Document section:
:::

But there's this little problem of not having enough long hours, of being a chronically slow writer with an enormous fear of failure and confidence that drains instead of grows with each article, and it's making me throw up. It's not that I have more to do or less time than anyone else, far from it, it's just that I have a severe and very physical case of anxiety that arrives glittering at the doorstep just as life starts to get really interesting.
I have perhaps gotten myself a bit overexcited in the last few weeks. School is time consuming and sometimes feels poignantly pointless since I've decided not to pursuit nursing for now. Work is getting suddenly and awesomely demanding, just like I wanted it to be.  Then I had a birthday party and my friend Nell brought over an enormous coconut cake that she had baked. It looked just like a sheep, and when I saw it I felt so happy I nearly passed out. I really got wound up over that cake.

:::

Stored records:
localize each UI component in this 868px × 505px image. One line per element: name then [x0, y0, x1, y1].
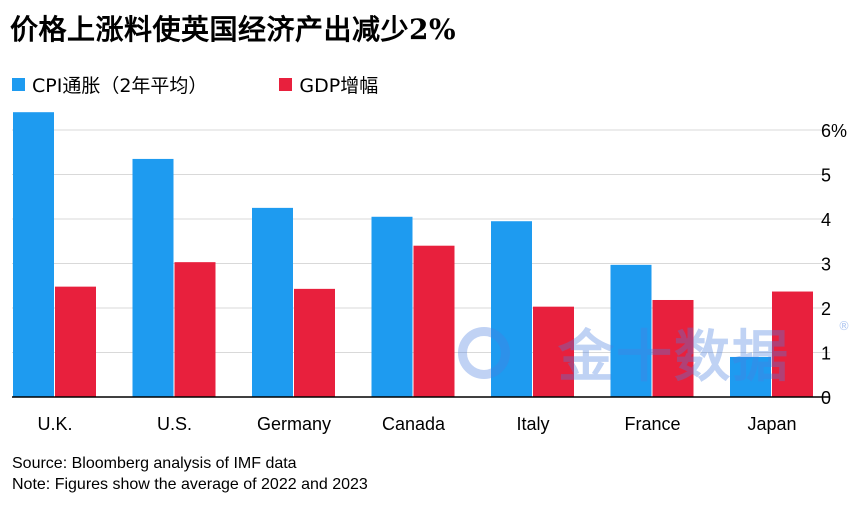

:::

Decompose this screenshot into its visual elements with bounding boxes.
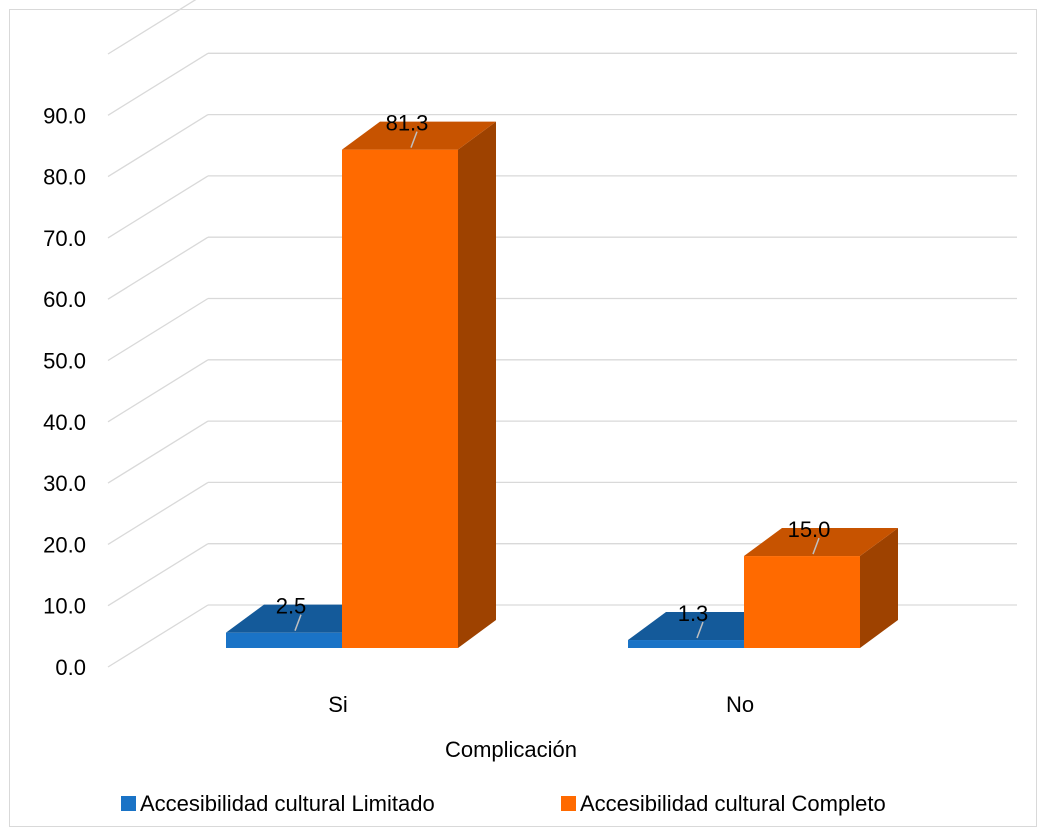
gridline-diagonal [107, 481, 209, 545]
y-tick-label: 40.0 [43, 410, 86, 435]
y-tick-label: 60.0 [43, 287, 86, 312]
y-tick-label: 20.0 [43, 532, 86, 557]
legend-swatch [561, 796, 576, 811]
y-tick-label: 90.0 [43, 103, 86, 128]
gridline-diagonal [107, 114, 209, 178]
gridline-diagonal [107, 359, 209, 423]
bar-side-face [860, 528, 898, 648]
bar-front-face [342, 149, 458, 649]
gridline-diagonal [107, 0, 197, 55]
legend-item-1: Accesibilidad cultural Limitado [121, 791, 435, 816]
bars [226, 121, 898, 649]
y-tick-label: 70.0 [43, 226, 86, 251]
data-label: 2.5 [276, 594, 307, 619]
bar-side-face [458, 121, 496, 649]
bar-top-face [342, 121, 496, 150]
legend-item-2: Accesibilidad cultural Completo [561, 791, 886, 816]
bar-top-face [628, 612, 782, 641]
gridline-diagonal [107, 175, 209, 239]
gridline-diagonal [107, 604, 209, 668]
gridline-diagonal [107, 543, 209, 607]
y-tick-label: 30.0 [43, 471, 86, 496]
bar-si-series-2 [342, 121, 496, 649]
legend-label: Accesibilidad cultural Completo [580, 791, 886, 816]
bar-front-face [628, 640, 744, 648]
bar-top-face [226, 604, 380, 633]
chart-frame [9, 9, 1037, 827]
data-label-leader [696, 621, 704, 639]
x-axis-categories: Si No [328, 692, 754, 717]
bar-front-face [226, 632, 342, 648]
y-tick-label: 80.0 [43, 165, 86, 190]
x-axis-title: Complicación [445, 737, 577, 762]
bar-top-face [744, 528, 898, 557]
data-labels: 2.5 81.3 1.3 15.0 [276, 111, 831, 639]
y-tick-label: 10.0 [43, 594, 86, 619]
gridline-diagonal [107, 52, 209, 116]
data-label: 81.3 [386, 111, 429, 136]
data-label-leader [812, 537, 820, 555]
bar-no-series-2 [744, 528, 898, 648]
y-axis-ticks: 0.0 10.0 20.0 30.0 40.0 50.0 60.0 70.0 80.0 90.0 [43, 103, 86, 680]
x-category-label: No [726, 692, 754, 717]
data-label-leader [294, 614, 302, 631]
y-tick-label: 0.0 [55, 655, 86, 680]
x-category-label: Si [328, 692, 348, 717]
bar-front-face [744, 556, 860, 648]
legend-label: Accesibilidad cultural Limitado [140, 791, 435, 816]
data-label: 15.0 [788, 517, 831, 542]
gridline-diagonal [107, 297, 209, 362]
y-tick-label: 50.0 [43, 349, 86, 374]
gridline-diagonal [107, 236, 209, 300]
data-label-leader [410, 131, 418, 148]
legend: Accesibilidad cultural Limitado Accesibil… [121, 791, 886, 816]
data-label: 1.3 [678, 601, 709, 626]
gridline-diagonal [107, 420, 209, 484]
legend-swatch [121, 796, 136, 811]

:::

Exercise:
Reproduce word for word the passage about writing anxiety and the sheep-shaped coconut cake.

Exercise response:
But there's this little problem of not having enough long hours, of being a chronically slow writer with an enormous fear of failure and confidence that drains instead of grows with each article, and it's making me throw up. It's not that I have more to do or less time than anyone else, far from it, it's just that I have a severe and very physical case of anxiety that arrives glittering at the doorstep just as life starts to get really interesting.
I have perhaps gotten myself a bit overexcited in the last few weeks. School is time consuming and sometimes feels poignantly pointless since I've decided not to pursuit nursing for now. Work is getting suddenly and awesomely demanding, just like I wanted it to be.  Then I had a birthday party and my friend Nell brought over an enormous coconut cake that she had baked. It looked just like a sheep, and when I saw it I felt so happy I nearly passed out. I really got wound up over that cake.